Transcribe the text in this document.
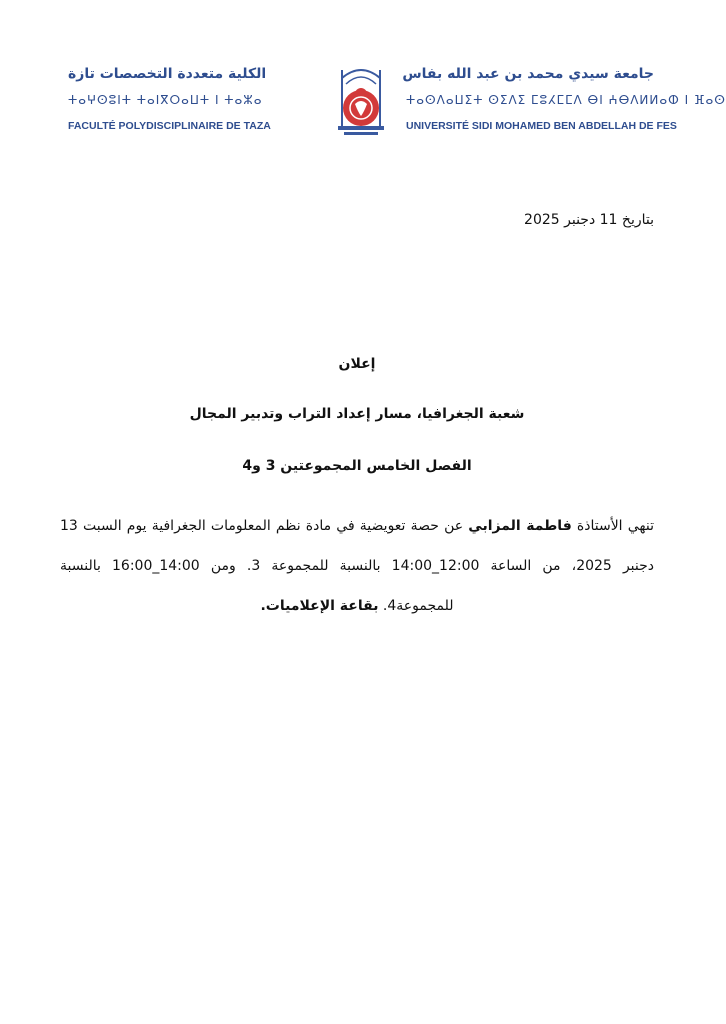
الكلية متعددة التخصصات تازة
ⵜⴰⵖⵙⵓⵏⵜ ⵜⴰⵏⴳⵔⴰⵡⵜ ⵏ ⵜⴰⵣⴰ
FACULTÉ POLYDISCIPLINAIRE DE TAZA
جامعة سيدي محمد بن عبد الله بفاس
ⵜⴰⵙⴷⴰⵡⵉⵜ ⵙⵉⴷⵉ ⵎⵓⵃⵎⵎⴷ ⴱⵏ ⵄⴱⴷⵍⵍⴰⵀ ⵏ ⴼⴰⵙ
UNIVERSITÉ SIDI MOHAMED BEN ABDELLAH DE FES
بتاريخ 11 دجنبر 2025
إعلان
شعبة الجغرافيا، مسار إعداد التراب وتدبير المجال
الفصل الخامس المجموعتين 3 و4
تنهي الأستاذة فاطمة المزابي عن حصة تعويضية في مادة نظم المعلومات الجغرافية يوم السبت 13 دجنبر 2025، من الساعة 12:00_14:00 بالنسبة للمجموعة 3. ومن 14:00_16:00 بالنسبة للمجموعة4. بقاعة الإعلاميات.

....................

• To do: Without the pictures, write out all of the material exactly.

• Result:
Transcribe the text in this document.
الكلية متعددة التخصصات تازة
ⵜⴰⵖⵙⵓⵏⵜ ⵜⴰⵏⴳⵔⴰⵡⵜ ⵏ ⵜⴰⵣⴰ
FACULTÉ POLYDISCIPLINAIRE DE TAZA
جامعة سيدي محمد بن عبد الله بفاس
ⵜⴰⵙⴷⴰⵡⵉⵜ ⵙⵉⴷⵉ ⵎⵓⵃⵎⵎⴷ ⴱⵏ ⵄⴱⴷⵍⵍⴰⵀ ⵏ ⴼⴰⵙ
UNIVERSITÉ SIDI MOHAMED BEN ABDELLAH DE FES
بتاريخ 11 دجنبر 2025
إعلان
شعبة الجغرافيا، مسار إعداد التراب وتدبير المجال
الفصل الخامس المجموعتين 3 و4
تنهي الأستاذة فاطمة المزابي عن حصة تعويضية في مادة نظم المعلومات الجغرافية يوم السبت 13 دجنبر 2025، من الساعة 12:00_14:00 بالنسبة للمجموعة 3. ومن 14:00_16:00 بالنسبة للمجموعة4. بقاعة الإعلاميات.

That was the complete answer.